> **What is asked**
Omit any picture, and return the remaining data exactly as written.

> **Data listing**
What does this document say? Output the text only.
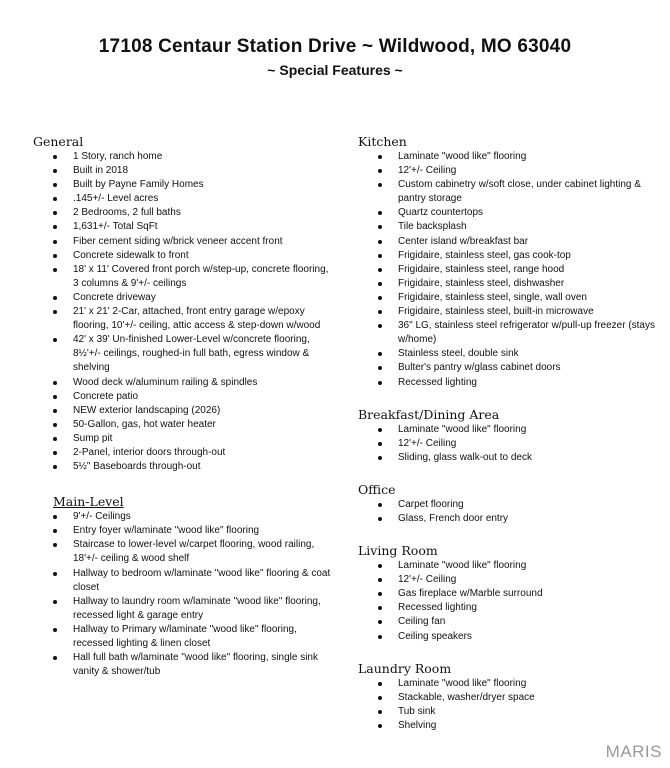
17108 Centaur Station Drive ~ Wildwood, MO 63040
~ Special Features ~
General
1 Story, ranch home
Built in 2018
Built by Payne Family Homes
.145+/- Level acres
2 Bedrooms, 2 full baths
1,631+/- Total SqFt
Fiber cement siding w/brick veneer accent front
Concrete sidewalk to front
18' x 11' Covered front porch w/step-up, concrete flooring, 3 columns & 9'+/- ceilings
Concrete driveway
21' x 21' 2-Car, attached, front entry garage w/epoxy flooring, 10'+/- ceiling, attic access & step-down w/wood
42' x 39' Un-finished Lower-Level w/concrete flooring, 8½'+/- ceilings, roughed-in full bath, egress window & shelving
Wood deck w/aluminum railing & spindles
Concrete patio
NEW exterior landscaping (2026)
50-Gallon, gas, hot water heater
Sump pit
2-Panel, interior doors through-out
5½" Baseboards through-out
Main-Level
9'+/- Ceilings
Entry foyer w/laminate "wood like" flooring
Staircase to lower-level w/carpet flooring, wood railing, 18'+/- ceiling & wood shelf
Hallway to bedroom w/laminate "wood like" flooring & coat closet
Hallway to laundry room w/laminate "wood like" flooring, recessed light & garage entry
Hallway to Primary w/laminate "wood like" flooring, recessed lighting & linen closet
Hall full bath w/laminate "wood like" flooring, single sink vanity & shower/tub
Kitchen
Laminate "wood like" flooring
12'+/- Ceiling
Custom cabinetry w/soft close, under cabinet lighting & pantry storage
Quartz countertops
Tile backsplash
Center island w/breakfast bar
Frigidaire, stainless steel, gas cook-top
Frigidaire, stainless steel, range hood
Frigidaire, stainless steel, dishwasher
Frigidaire, stainless steel, single, wall oven
Frigidaire, stainless steel, built-in microwave
36" LG, stainless steel refrigerator w/pull-up freezer (stays w/home)
Stainless steel, double sink
Bulter's pantry w/glass cabinet doors
Recessed lighting
Breakfast/Dining Area
Laminate "wood like" flooring
12'+/- Ceiling
Sliding, glass walk-out to deck
Office
Carpet flooring
Glass, French door entry
Living Room
Laminate "wood like" flooring
12'+/- Ceiling
Gas fireplace w/Marble surround
Recessed lighting
Ceiling fan
Ceiling speakers
Laundry Room
Laminate "wood like" flooring
Stackable, washer/dryer space
Tub sink
Shelving
MARIS
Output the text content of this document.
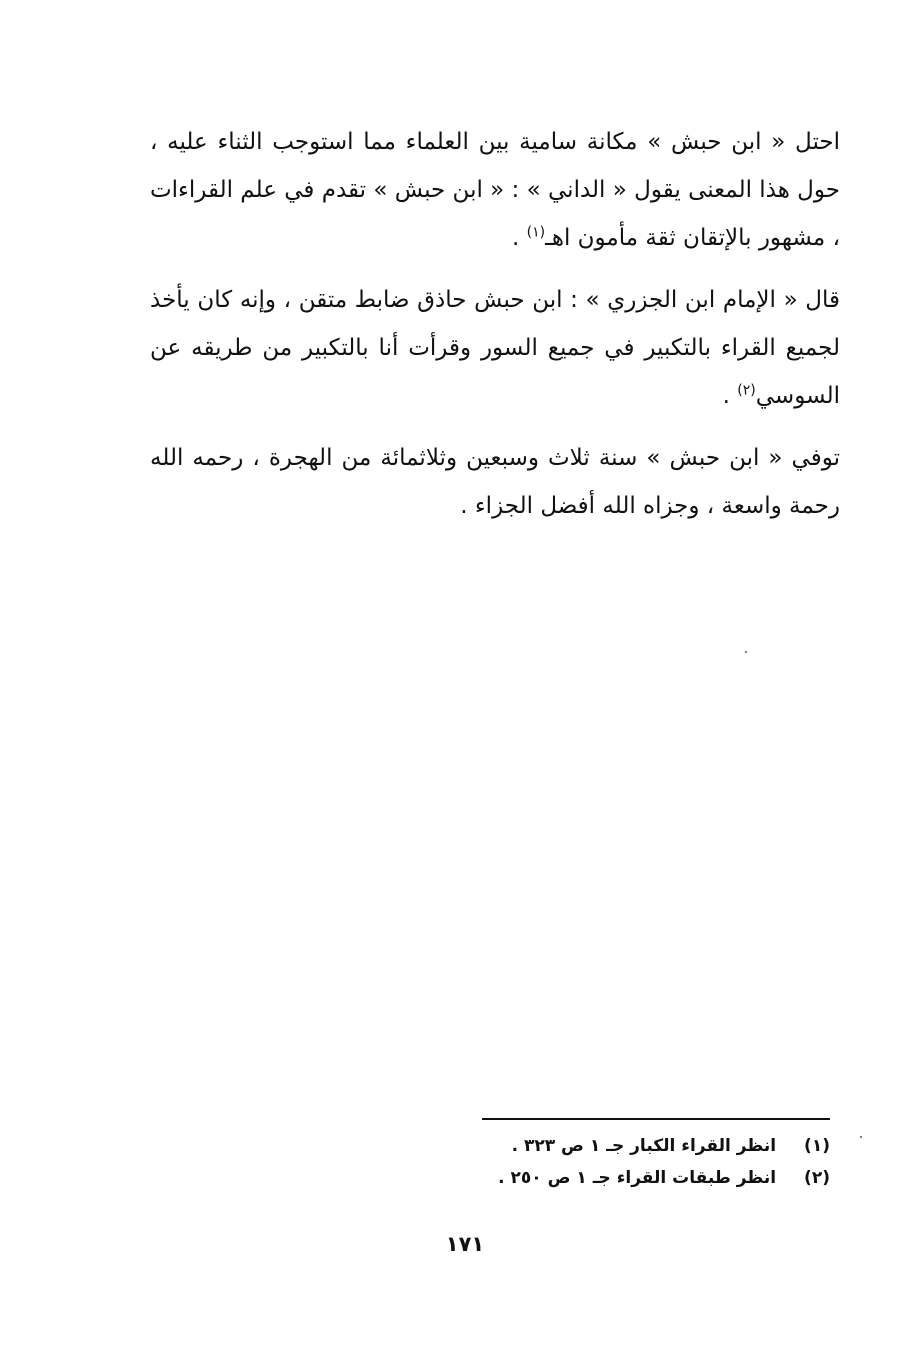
احتل « ابن حبش » مكانة سامية بين العلماء مما استوجب الثناء عليه ، حول هذا المعنى يقول « الداني » : « ابن حبش » تقدم في علم القراءات ، مشهور بالإتقان ثقة مأمون اهـ$^{(١)}$ .

قال « الإمام ابن الجزري » : ابن حبش حاذق ضابط متقن ، وإنه كان يأخذ لجميع القراء بالتكبير في جميع السور وقرأت أنا بالتكبير من طريقه عن السوسي$^{(٢)}$ .

توفي « ابن حبش » سنة ثلاث وسبعين وثلاثمائة من الهجرة ، رحمه الله رحمة واسعة ، وجزاه الله أفضل الجزاء .

(١) انظر القراء الكبار جـ ١ ص ٣٢٣ .
(٢) انظر طبقات القراء جـ ١ ص ٢٥٠ .
١٧١
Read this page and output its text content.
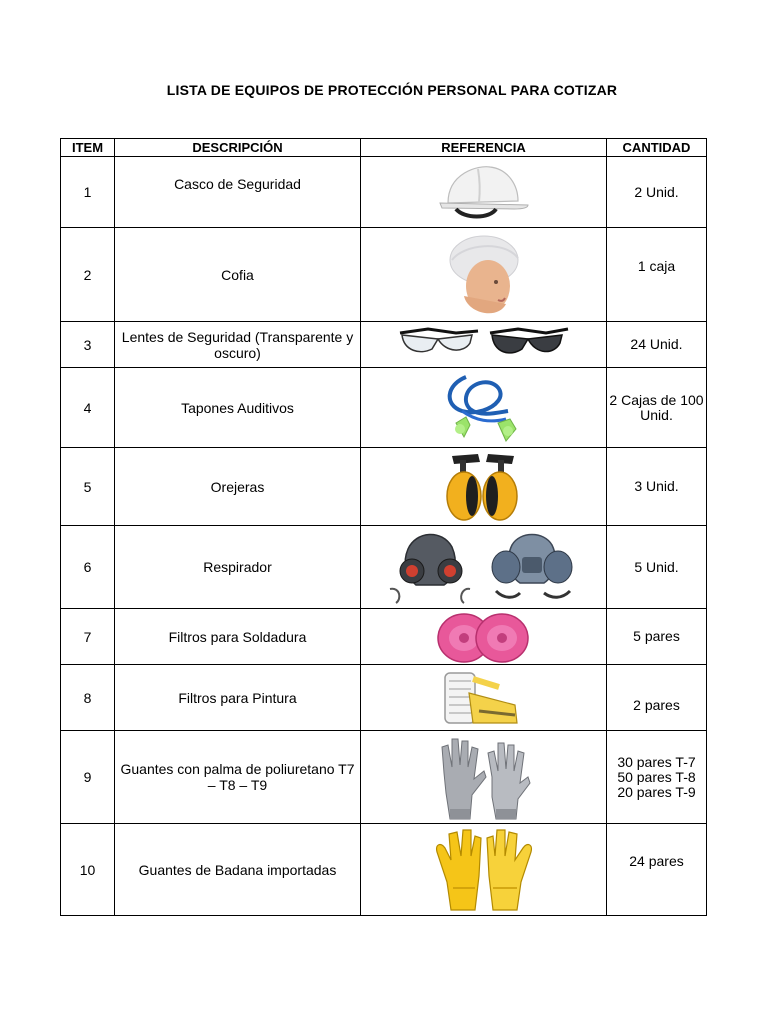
LISTA DE EQUIPOS DE PROTECCIÓN PERSONAL PARA COTIZAR
ITEM	DESCRIPCIÓN	REFERENCIA	CANTIDAD
1	Casco de Seguridad		2 Unid.
2	Cofia		1 caja
3	Lentes de Seguridad (Transparente y oscuro)		24 Unid.
4	Tapones Auditivos		2 Cajas de 100 Unid.
5	Orejeras		3 Unid.
6	Respirador		5 Unid.
7	Filtros para Soldadura		5 pares
8	Filtros para Pintura		2 pares
9	Guantes con palma de poliuretano T7 – T8 – T9		30 pares T-7
50 pares T-8
20 pares T-9

10	Guantes de Badana importadas		24 pares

> **Full output**
What does this document say? Output the text only.
17108 Centaur Station Drive ~ Wildwood, MO 63040
~ Special Features ~
General
1 Story, ranch home
Built in 2018
Built by Payne Family Homes
.145+/- Level acres
2 Bedrooms, 2 full baths
1,631+/- Total SqFt
Fiber cement siding w/brick veneer accent front
Concrete sidewalk to front
18' x 11' Covered front porch w/step-up, concrete flooring, 3 columns & 9'+/- ceilings
Concrete driveway
21' x 21' 2-Car, attached, front entry garage w/epoxy flooring, 10'+/- ceiling, attic access & step-down w/wood
42' x 39' Un-finished Lower-Level w/concrete flooring, 8½'+/- ceilings, roughed-in full bath, egress window & shelving
Wood deck w/aluminum railing & spindles
Concrete patio
NEW exterior landscaping (2026)
50-Gallon, gas, hot water heater
Sump pit
2-Panel, interior doors through-out
5½" Baseboards through-out
Main-Level
9'+/- Ceilings
Entry foyer w/laminate "wood like" flooring
Staircase to lower-level w/carpet flooring, wood railing, 18'+/- ceiling & wood shelf
Hallway to bedroom w/laminate "wood like" flooring & coat closet
Hallway to laundry room w/laminate "wood like" flooring, recessed light & garage entry
Hallway to Primary w/laminate "wood like" flooring, recessed lighting & linen closet
Hall full bath w/laminate "wood like" flooring, single sink vanity & shower/tub
Kitchen
Laminate "wood like" flooring
12'+/- Ceiling
Custom cabinetry w/soft close, under cabinet lighting & pantry storage
Quartz countertops
Tile backsplash
Center island w/breakfast bar
Frigidaire, stainless steel, gas cook-top
Frigidaire, stainless steel, range hood
Frigidaire, stainless steel, dishwasher
Frigidaire, stainless steel, single, wall oven
Frigidaire, stainless steel, built-in microwave
36" LG, stainless steel refrigerator w/pull-up freezer (stays w/home)
Stainless steel, double sink
Bulter's pantry w/glass cabinet doors
Recessed lighting
Breakfast/Dining Area
Laminate "wood like" flooring
12'+/- Ceiling
Sliding, glass walk-out to deck
Office
Carpet flooring
Glass, French door entry
Living Room
Laminate "wood like" flooring
12'+/- Ceiling
Gas fireplace w/Marble surround
Recessed lighting
Ceiling fan
Ceiling speakers
Laundry Room
Laminate "wood like" flooring
Stackable, washer/dryer space
Tub sink
Shelving
MARIS
Output the text content of this document.
احتل « ابن حبش » مكانة سامية بين العلماء مما استوجب الثناء عليه ، حول هذا المعنى يقول « الداني » : « ابن حبش » تقدم في علم القراءات ، مشهور بالإتقان ثقة مأمون اهـ$^{(١)}$ .

قال « الإمام ابن الجزري » : ابن حبش حاذق ضابط متقن ، وإنه كان يأخذ لجميع القراء بالتكبير في جميع السور وقرأت أنا بالتكبير من طريقه عن السوسي$^{(٢)}$ .

توفي « ابن حبش » سنة ثلاث وسبعين وثلاثمائة من الهجرة ، رحمه الله رحمة واسعة ، وجزاه الله أفضل الجزاء .

(١) انظر القراء الكبار جـ ١ ص ٣٢٣ .
(٢) انظر طبقات القراء جـ ١ ص ٢٥٠ .
١٧١
Read this page and output its text content.
LISTA DE EQUIPOS DE PROTECCIÓN PERSONAL PARA COTIZAR
ITEM	DESCRIPCIÓN	REFERENCIA	CANTIDAD
1	Casco de Seguridad		2 Unid.
2	Cofia		1 caja
3	Lentes de Seguridad (Transparente y oscuro)		24 Unid.
4	Tapones Auditivos		2 Cajas de 100 Unid.
5	Orejeras		3 Unid.
6	Respirador		5 Unid.
7	Filtros para Soldadura		5 pares
8	Filtros para Pintura		2 pares
9	Guantes con palma de poliuretano T7 – T8 – T9		30 pares T-7
50 pares T-8
20 pares T-9

10	Guantes de Badana importadas		24 pares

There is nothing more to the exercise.